## Exercise directions
Everything in the data should be repeated exactly, save for the images.

>> begin Information supplied

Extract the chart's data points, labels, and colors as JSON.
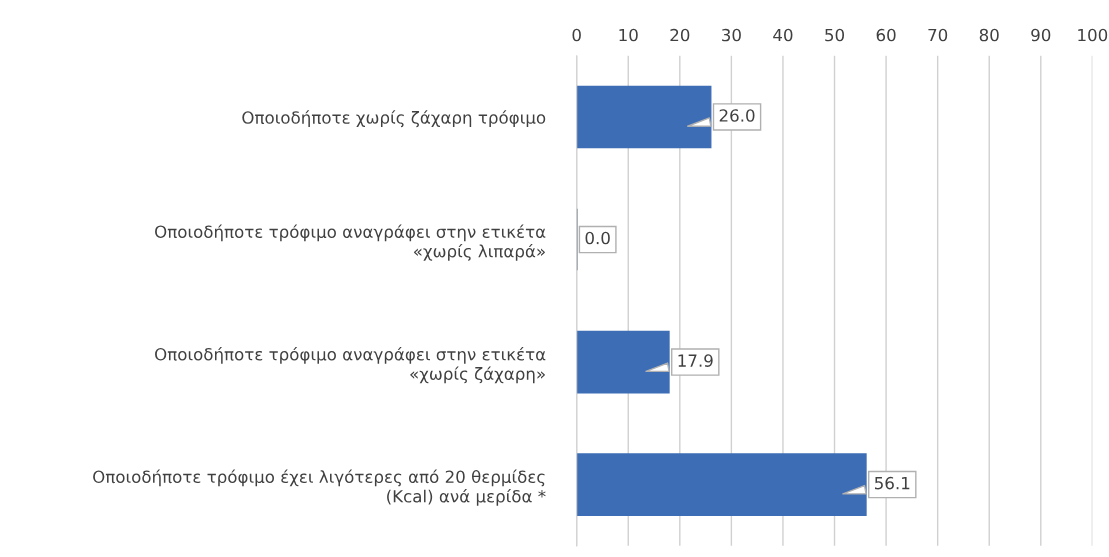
{
  "chart_data": {
    "type": "bar",
    "orientation": "horizontal",
    "categories": [
      "Οποιοδήποτε χωρίς ζάχαρη τρόφιμο",
      "Οποιοδήποτε τρόφιμο αναγράφει στην ετικέτα\n«χωρίς λιπαρά»",
      "Οποιοδήποτε τρόφιμο αναγράφει στην ετικέτα\n«χωρίς ζάχαρη»",
      "Οποιοδήποτε τρόφιμο έχει λιγότερες από 20 θερμίδες\n(Kcal) ανά μερίδα *"
    ],
    "values": [
      26.0,
      0.0,
      17.9,
      56.1
    ],
    "value_labels": [
      "26.0",
      "0.0",
      "17.9",
      "56.1"
    ],
    "colors": [
      "#3d6db5",
      "#1c2a40",
      "#3d6db5",
      "#3d6db5"
    ],
    "xlim": [
      0,
      100
    ],
    "xticks": [
      0,
      10,
      20,
      30,
      40,
      50,
      60,
      70,
      80,
      90,
      100
    ],
    "grid": "x",
    "legend": false
  }
}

>> end Information supplied

## Exercise response
Extract the chart's data points, labels, and colors as JSON.
{
  "chart_data": {
    "type": "bar",
    "orientation": "horizontal",
    "categories": [
      "Οποιοδήποτε χωρίς ζάχαρη τρόφιμο",
      "Οποιοδήποτε τρόφιμο αναγράφει στην ετικέτα\n«χωρίς λιπαρά»",
      "Οποιοδήποτε τρόφιμο αναγράφει στην ετικέτα\n«χωρίς ζάχαρη»",
      "Οποιοδήποτε τρόφιμο έχει λιγότερες από 20 θερμίδες\n(Kcal) ανά μερίδα *"
    ],
    "values": [
      26.0,
      0.0,
      17.9,
      56.1
    ],
    "value_labels": [
      "26.0",
      "0.0",
      "17.9",
      "56.1"
    ],
    "colors": [
      "#3d6db5",
      "#1c2a40",
      "#3d6db5",
      "#3d6db5"
    ],
    "xlim": [
      0,
      100
    ],
    "xticks": [
      0,
      10,
      20,
      30,
      40,
      50,
      60,
      70,
      80,
      90,
      100
    ],
    "grid": "x",
    "legend": false
  }
}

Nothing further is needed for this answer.